* Exercise description
Find every line with the word "siamo". Copy those lines.

## START

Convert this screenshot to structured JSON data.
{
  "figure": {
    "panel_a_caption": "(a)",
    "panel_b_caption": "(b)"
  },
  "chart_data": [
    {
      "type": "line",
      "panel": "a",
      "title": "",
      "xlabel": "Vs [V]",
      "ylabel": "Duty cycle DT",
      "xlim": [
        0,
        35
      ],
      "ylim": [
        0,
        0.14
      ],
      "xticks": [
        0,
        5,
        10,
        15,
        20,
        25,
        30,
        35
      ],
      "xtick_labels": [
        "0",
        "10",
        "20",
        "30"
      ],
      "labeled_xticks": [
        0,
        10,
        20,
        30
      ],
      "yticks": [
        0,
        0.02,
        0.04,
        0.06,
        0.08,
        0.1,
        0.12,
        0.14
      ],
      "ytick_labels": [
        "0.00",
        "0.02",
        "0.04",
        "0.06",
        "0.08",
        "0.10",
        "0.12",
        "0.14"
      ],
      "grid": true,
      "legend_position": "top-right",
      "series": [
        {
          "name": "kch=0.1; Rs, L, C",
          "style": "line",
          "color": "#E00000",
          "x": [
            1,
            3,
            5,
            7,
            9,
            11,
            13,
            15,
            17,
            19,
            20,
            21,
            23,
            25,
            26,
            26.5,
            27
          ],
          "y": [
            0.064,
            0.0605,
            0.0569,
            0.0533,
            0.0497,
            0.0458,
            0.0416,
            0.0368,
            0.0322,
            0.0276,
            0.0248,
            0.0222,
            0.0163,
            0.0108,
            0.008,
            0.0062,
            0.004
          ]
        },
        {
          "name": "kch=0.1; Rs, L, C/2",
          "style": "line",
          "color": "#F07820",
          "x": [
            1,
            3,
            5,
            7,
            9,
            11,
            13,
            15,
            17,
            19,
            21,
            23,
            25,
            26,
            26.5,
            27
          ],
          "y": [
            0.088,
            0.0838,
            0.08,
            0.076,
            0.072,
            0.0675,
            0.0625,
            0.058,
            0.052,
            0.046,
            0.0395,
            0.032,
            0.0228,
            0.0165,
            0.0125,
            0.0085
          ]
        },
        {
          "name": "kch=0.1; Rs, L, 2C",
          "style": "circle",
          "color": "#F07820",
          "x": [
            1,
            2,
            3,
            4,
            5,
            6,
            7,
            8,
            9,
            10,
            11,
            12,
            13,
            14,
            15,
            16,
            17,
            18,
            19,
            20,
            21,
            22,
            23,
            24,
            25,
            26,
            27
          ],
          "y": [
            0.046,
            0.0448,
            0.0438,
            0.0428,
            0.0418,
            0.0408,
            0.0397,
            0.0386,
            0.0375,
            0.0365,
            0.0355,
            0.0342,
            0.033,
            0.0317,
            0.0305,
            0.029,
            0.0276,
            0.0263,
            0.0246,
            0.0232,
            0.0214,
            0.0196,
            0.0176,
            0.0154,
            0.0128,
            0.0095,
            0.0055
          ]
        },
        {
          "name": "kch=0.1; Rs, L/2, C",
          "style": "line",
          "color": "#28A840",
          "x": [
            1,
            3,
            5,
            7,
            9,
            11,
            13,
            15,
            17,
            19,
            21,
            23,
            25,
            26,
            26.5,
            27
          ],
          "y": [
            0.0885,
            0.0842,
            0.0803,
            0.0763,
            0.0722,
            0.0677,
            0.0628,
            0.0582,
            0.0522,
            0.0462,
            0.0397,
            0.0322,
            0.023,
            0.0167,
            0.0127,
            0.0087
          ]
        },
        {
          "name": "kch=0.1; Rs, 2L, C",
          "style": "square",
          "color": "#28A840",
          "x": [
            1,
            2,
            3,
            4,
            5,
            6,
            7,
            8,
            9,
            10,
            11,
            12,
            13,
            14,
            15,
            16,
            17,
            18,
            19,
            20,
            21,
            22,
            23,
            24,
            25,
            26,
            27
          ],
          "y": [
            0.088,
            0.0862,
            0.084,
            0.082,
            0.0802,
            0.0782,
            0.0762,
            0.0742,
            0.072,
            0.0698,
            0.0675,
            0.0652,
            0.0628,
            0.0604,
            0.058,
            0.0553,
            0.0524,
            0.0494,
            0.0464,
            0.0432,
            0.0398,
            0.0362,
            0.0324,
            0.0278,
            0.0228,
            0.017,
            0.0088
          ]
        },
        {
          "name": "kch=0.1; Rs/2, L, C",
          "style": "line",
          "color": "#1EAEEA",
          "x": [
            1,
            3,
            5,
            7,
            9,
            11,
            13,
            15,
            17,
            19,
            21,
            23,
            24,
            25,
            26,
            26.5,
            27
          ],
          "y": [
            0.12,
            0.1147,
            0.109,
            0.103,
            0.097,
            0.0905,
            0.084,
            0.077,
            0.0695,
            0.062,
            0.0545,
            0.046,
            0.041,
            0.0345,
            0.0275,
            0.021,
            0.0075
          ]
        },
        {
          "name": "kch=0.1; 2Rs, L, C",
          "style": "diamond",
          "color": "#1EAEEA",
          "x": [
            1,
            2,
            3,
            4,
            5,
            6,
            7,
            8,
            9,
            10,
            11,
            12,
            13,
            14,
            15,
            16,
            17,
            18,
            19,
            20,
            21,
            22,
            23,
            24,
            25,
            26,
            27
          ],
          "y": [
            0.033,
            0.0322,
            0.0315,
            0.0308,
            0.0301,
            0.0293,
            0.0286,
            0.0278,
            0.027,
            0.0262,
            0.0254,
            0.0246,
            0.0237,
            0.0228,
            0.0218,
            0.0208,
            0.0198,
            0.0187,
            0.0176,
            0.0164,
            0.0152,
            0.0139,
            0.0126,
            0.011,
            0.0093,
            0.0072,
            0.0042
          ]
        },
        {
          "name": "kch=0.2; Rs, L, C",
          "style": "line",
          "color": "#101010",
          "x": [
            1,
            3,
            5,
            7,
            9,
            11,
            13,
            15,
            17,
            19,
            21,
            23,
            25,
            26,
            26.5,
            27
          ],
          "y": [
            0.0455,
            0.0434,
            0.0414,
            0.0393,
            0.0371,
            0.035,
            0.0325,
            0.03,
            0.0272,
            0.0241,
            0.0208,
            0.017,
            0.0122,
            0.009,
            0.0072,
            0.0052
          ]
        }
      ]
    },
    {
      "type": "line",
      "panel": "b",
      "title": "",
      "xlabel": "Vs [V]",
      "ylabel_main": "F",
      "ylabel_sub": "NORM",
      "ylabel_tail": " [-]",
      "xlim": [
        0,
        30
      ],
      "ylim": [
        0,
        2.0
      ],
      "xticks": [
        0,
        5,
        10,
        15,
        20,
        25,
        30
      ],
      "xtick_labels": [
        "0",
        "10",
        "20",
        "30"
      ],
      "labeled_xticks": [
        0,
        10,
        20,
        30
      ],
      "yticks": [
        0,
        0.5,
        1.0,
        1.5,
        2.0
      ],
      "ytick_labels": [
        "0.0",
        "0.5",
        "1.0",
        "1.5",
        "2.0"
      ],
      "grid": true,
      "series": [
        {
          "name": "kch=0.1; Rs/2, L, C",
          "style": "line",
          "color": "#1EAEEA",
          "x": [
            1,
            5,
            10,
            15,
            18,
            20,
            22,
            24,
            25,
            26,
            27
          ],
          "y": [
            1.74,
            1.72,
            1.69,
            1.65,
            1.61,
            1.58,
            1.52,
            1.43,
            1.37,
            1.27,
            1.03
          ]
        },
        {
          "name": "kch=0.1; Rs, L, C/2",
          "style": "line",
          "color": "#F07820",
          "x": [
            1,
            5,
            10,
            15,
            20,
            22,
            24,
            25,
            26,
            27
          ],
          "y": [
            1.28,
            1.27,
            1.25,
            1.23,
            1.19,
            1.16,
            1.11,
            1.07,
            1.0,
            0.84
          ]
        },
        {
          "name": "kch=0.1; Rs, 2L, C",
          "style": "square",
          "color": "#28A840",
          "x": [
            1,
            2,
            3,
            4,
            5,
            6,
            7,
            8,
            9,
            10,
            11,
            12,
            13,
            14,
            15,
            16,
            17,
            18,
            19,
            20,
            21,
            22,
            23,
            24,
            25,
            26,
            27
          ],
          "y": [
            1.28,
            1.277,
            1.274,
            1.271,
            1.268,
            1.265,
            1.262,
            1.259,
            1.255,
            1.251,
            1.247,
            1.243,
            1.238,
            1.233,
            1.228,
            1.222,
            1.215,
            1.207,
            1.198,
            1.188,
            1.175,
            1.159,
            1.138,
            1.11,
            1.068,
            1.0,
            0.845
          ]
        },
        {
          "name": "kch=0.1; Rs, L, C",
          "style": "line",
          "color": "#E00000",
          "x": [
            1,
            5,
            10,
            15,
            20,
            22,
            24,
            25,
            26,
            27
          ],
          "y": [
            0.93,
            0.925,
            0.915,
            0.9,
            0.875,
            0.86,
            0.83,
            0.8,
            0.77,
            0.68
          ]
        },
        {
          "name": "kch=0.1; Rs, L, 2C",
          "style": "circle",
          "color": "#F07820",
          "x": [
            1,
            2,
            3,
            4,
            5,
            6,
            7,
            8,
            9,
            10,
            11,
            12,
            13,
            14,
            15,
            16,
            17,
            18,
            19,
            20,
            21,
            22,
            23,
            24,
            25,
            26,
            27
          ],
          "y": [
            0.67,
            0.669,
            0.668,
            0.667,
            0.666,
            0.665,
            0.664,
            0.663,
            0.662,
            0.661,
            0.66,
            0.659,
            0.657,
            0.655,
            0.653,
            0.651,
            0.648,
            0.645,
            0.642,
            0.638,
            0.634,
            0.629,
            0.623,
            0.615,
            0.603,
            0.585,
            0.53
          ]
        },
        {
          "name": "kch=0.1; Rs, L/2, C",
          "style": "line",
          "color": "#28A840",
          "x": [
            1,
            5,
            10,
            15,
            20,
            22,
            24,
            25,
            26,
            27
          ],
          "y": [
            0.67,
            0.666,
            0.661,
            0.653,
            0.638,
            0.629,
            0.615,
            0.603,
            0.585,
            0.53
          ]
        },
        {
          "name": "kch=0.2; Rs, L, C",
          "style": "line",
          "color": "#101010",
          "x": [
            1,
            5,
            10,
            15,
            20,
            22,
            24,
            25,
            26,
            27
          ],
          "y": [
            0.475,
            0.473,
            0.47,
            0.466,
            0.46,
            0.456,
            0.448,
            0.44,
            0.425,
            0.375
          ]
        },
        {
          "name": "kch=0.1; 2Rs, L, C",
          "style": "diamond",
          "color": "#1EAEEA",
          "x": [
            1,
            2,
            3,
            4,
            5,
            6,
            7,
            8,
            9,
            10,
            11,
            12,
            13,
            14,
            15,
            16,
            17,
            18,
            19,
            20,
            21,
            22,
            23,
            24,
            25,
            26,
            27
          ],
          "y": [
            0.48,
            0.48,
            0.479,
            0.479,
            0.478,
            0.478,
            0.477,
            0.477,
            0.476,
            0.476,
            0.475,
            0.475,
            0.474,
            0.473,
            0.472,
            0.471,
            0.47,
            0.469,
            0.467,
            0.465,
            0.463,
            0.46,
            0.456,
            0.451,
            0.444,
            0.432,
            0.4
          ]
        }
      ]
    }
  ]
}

## END
## START

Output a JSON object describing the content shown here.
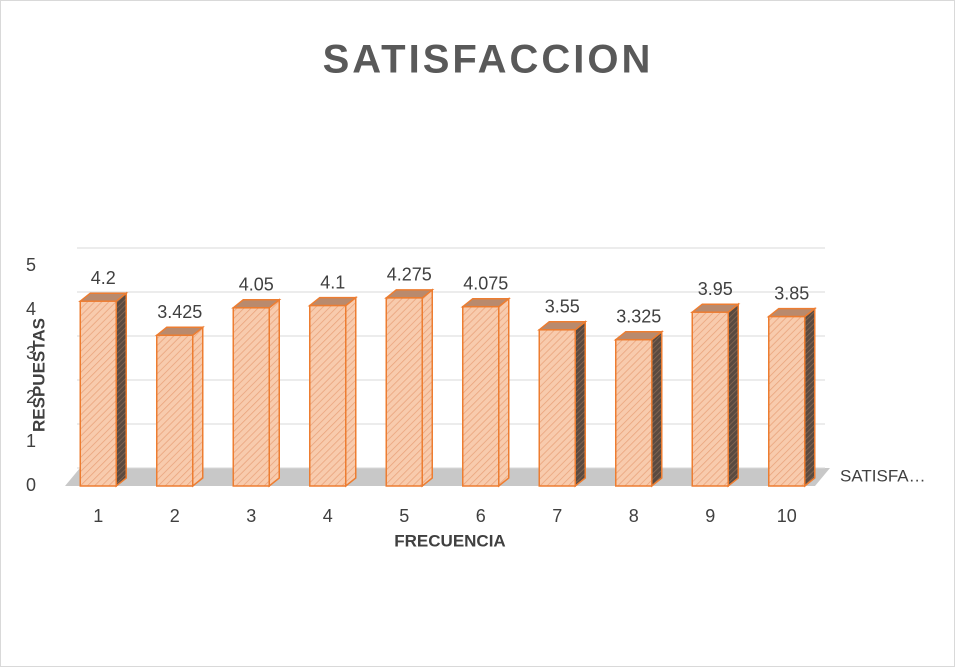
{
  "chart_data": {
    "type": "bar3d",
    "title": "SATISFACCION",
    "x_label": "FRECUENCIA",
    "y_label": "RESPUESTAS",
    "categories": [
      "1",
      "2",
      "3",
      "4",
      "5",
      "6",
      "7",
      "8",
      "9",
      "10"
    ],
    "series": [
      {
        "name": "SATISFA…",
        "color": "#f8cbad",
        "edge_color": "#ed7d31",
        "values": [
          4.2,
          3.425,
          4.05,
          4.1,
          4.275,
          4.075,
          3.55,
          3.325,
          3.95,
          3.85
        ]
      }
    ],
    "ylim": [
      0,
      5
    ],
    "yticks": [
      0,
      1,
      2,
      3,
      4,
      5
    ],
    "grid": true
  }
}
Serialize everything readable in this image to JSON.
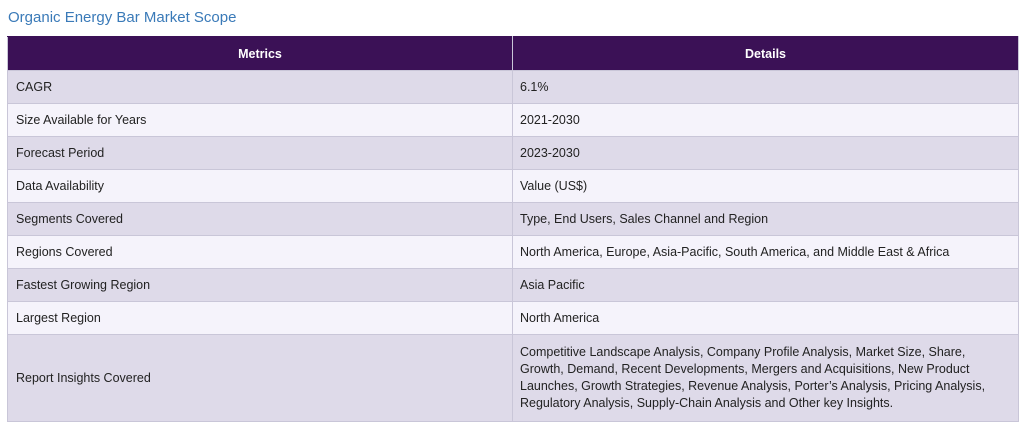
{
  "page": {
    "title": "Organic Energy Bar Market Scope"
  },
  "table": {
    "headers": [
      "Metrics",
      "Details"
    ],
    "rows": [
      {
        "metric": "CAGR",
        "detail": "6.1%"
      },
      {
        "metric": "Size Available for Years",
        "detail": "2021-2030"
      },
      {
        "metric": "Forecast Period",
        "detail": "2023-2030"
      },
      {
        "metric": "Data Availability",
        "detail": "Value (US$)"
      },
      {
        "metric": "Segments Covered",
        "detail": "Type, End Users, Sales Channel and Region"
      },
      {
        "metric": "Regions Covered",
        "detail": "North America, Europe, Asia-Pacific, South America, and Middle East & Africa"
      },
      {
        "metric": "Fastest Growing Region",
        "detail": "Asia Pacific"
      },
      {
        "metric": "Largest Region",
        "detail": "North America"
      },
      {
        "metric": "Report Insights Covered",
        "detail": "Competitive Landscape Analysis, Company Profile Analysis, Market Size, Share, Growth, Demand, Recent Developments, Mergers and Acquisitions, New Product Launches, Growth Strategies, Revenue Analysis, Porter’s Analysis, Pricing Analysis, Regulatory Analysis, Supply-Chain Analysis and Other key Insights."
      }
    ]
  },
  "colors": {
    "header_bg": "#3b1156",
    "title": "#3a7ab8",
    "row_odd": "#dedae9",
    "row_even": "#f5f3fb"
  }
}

## END
## START

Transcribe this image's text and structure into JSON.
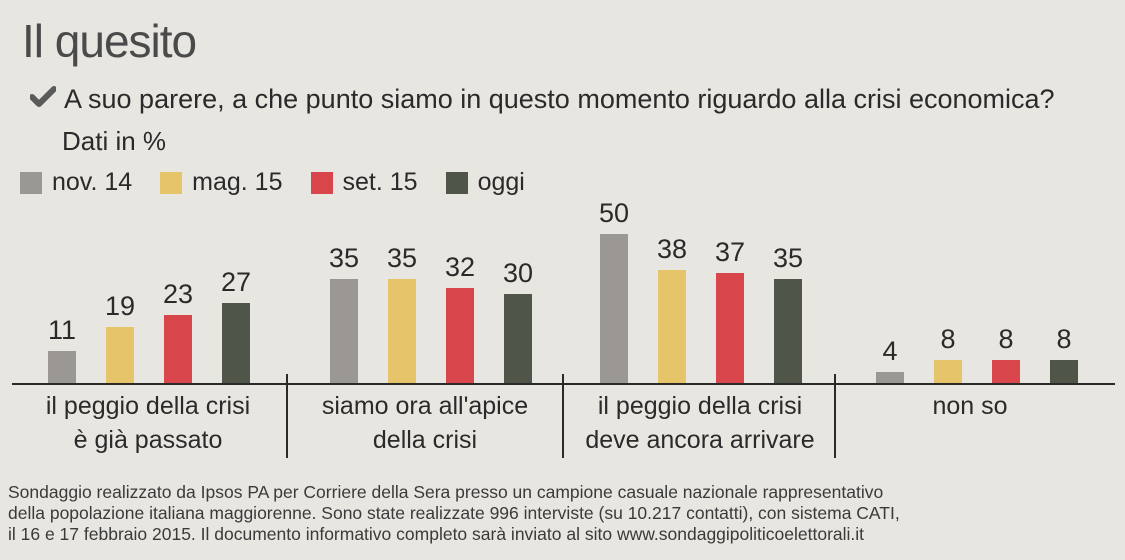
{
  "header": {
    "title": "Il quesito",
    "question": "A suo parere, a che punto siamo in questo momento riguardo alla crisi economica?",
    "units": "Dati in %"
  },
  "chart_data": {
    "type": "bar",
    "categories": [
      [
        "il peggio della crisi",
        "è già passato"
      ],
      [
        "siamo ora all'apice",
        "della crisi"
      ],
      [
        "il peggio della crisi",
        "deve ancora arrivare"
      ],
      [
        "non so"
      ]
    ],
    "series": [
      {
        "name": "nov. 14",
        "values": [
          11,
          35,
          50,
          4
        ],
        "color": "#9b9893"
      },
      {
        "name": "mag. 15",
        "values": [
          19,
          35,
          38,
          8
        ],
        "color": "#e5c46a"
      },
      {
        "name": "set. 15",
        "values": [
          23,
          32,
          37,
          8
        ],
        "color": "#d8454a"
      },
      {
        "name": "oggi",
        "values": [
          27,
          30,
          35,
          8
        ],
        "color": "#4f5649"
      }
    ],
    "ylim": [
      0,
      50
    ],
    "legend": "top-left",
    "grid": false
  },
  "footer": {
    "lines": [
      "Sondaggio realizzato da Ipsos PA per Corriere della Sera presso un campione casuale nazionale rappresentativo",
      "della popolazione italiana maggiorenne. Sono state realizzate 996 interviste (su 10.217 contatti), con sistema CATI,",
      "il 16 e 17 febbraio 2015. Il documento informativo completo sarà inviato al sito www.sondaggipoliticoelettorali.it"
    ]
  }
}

## END

* Result of the task
    "question": "A suo parere, a che punto siamo in questo momento riguardo alla crisi economica?",
        "siamo ora all'apice",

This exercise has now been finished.